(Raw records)
※ ※ ※

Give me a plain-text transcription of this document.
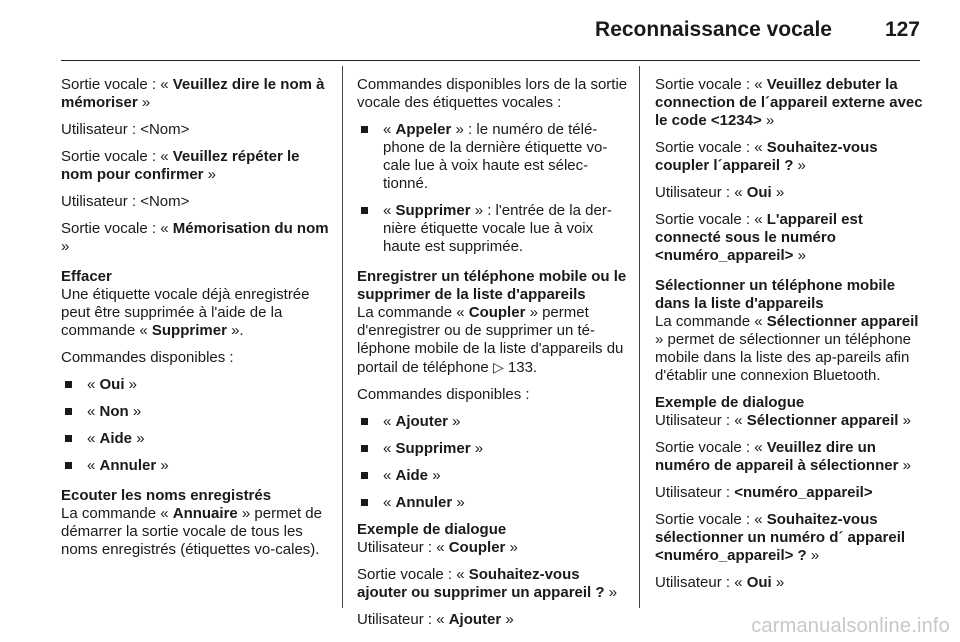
Reconnaissance vocale	127

Sortie vocale : « Veuillez dire le nom à mémoriser »

Utilisateur : <Nom>

Sortie vocale : « Veuillez répéter le nom pour confirmer »

Utilisateur : <Nom>

Sortie vocale : « Mémorisation du nom »

Effacer

Une étiquette vocale déjà enregistrée peut être supprimée à l'aide de la commande « Supprimer ».

Commandes disponibles :

« Oui »
« Non »
« Aide »
« Annuler »

Ecouter les noms enregistrés

La commande « Annuaire » permet de démarrer la sortie vocale de tous les noms enregistrés (étiquettes vo-cales).

Commandes disponibles lors de la sortie vocale des étiquettes vocales :

« Appeler » : le numéro de télé-phone de la dernière étiquette vo-cale lue à voix haute est sélec-tionné.
« Supprimer » : l'entrée de la der-nière étiquette vocale lue à voix haute est supprimée.

Enregistrer un téléphone mobile ou le supprimer de la liste d'appareils

La commande « Coupler » permet d'enregistrer ou de supprimer un té-léphone mobile de la liste d'appareils du portail de téléphone ▷ 133.

Commandes disponibles :

« Ajouter »
« Supprimer »
« Aide »
« Annuler »

Exemple de dialogue

Utilisateur : « Coupler »

Sortie vocale : « Souhaitez-vous ajouter ou supprimer un appareil ? »

Utilisateur : « Ajouter »

Sortie vocale : « Veuillez debuter la connection de l´appareil externe avec le code <1234> »

Sortie vocale : « Souhaitez-vous coupler l´appareil ? »

Utilisateur : « Oui »

Sortie vocale : « L'appareil est connecté sous le numéro <numéro_appareil> »

Sélectionner un téléphone mobile dans la liste d'appareils

La commande « Sélectionner appareil » permet de sélectionner un téléphone mobile dans la liste des ap-pareils afin d'établir une connexion Bluetooth.

Exemple de dialogue

Utilisateur : « Sélectionner appareil »

Sortie vocale : « Veuillez dire un numéro de appareil à sélectionner »

Utilisateur : <numéro_appareil>

Sortie vocale : « Souhaitez-vous sélectionner un numéro d´ appareil <numéro_appareil> ? »

Utilisateur : « Oui »

carmanualsonline.info
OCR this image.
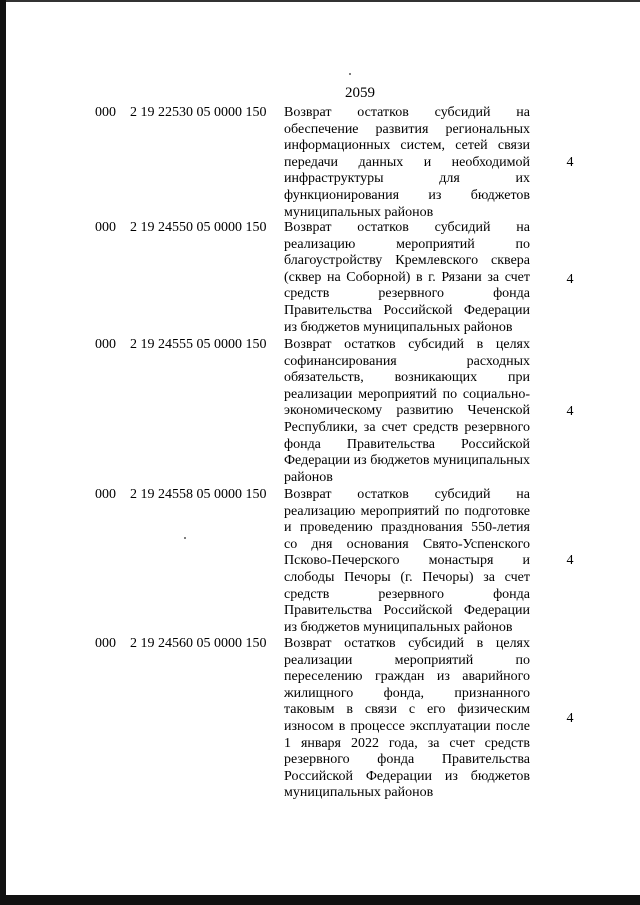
2059
000 2 19 22530 05 0000 150 Возврат остатков субсидий на обеспечение развития региональных информационных систем, сетей связи передачи данных и необходимой инфраструктуры для их функционирования из бюджетов муниципальных районов
4
000 2 19 24550 05 0000 150 Возврат остатков субсидий на реализацию мероприятий по благоустройству Кремлевского сквера (сквер на Соборной) в г. Рязани за счет средств резервного фонда Правительства Российской Федерации из бюджетов муниципальных районов
4
000 2 19 24555 05 0000 150 Возврат остатков субсидий в целях софинансирования расходных обязательств, возникающих при реализации мероприятий по социально-экономическому развитию Чеченской Республики, за счет средств резервного фонда Правительства Российской Федерации из бюджетов муниципальных районов
4
000 2 19 24558 05 0000 150 Возврат остатков субсидий на реализацию мероприятий по подготовке и проведению празднования 550-летия со дня основания Свято-Успенского Псково-Печерского монастыря и слободы Печоры (г. Печоры) за счет средств резервного фонда Правительства Российской Федерации из бюджетов муниципальных районов
4
000 2 19 24560 05 0000 150 Возврат остатков субсидий в целях реализации мероприятий по переселению граждан из аварийного жилищного фонда, признанного таковым в связи с его физическим износом в процессе эксплуатации после 1 января 2022 года, за счет средств резервного фонда Правительства Российской Федерации из бюджетов муниципальных районов
4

※ ※ ※

*WHAT IS REQUIRED:* Repeat verbatim all the material, but not the pictures.

*SOLVED PROBLEM:*
Give me a plain-text transcription of this document.
Reconnaissance vocale	127

Sortie vocale : « Veuillez dire le nom à mémoriser »

Utilisateur : <Nom>

Sortie vocale : « Veuillez répéter le nom pour confirmer »

Utilisateur : <Nom>

Sortie vocale : « Mémorisation du nom »

Effacer

Une étiquette vocale déjà enregistrée peut être supprimée à l'aide de la commande « Supprimer ».

Commandes disponibles :

« Oui »
« Non »
« Aide »
« Annuler »

Ecouter les noms enregistrés

La commande « Annuaire » permet de démarrer la sortie vocale de tous les noms enregistrés (étiquettes vo-cales).

Commandes disponibles lors de la sortie vocale des étiquettes vocales :

« Appeler » : le numéro de télé-phone de la dernière étiquette vo-cale lue à voix haute est sélec-tionné.
« Supprimer » : l'entrée de la der-nière étiquette vocale lue à voix haute est supprimée.

Enregistrer un téléphone mobile ou le supprimer de la liste d'appareils

La commande « Coupler » permet d'enregistrer ou de supprimer un té-léphone mobile de la liste d'appareils du portail de téléphone ▷ 133.

Commandes disponibles :

« Ajouter »
« Supprimer »
« Aide »
« Annuler »

Exemple de dialogue

Utilisateur : « Coupler »

Sortie vocale : « Souhaitez-vous ajouter ou supprimer un appareil ? »

Utilisateur : « Ajouter »

Sortie vocale : « Veuillez debuter la connection de l´appareil externe avec le code <1234> »

Sortie vocale : « Souhaitez-vous coupler l´appareil ? »

Utilisateur : « Oui »

Sortie vocale : « L'appareil est connecté sous le numéro <numéro_appareil> »

Sélectionner un téléphone mobile dans la liste d'appareils

La commande « Sélectionner appareil » permet de sélectionner un téléphone mobile dans la liste des ap-pareils afin d'établir une connexion Bluetooth.

Exemple de dialogue

Utilisateur : « Sélectionner appareil »

Sortie vocale : « Veuillez dire un numéro de appareil à sélectionner »

Utilisateur : <numéro_appareil>

Sortie vocale : « Souhaitez-vous sélectionner un numéro d´ appareil <numéro_appareil> ? »

Utilisateur : « Oui »

carmanualsonline.info
OCR this image.
2059
000 2 19 22530 05 0000 150 Возврат остатков субсидий на обеспечение развития региональных информационных систем, сетей связи передачи данных и необходимой инфраструктуры для их функционирования из бюджетов муниципальных районов
4
000 2 19 24550 05 0000 150 Возврат остатков субсидий на реализацию мероприятий по благоустройству Кремлевского сквера (сквер на Соборной) в г. Рязани за счет средств резервного фонда Правительства Российской Федерации из бюджетов муниципальных районов
4
000 2 19 24555 05 0000 150 Возврат остатков субсидий в целях софинансирования расходных обязательств, возникающих при реализации мероприятий по социально-экономическому развитию Чеченской Республики, за счет средств резервного фонда Правительства Российской Федерации из бюджетов муниципальных районов
4
000 2 19 24558 05 0000 150 Возврат остатков субсидий на реализацию мероприятий по подготовке и проведению празднования 550-летия со дня основания Свято-Успенского Псково-Печерского монастыря и слободы Печоры (г. Печоры) за счет средств резервного фонда Правительства Российской Федерации из бюджетов муниципальных районов
4
000 2 19 24560 05 0000 150 Возврат остатков субсидий в целях реализации мероприятий по переселению граждан из аварийного жилищного фонда, признанного таковым в связи с его физическим износом в процессе эксплуатации после 1 января 2022 года, за счет средств резервного фонда Правительства Российской Федерации из бюджетов муниципальных районов
4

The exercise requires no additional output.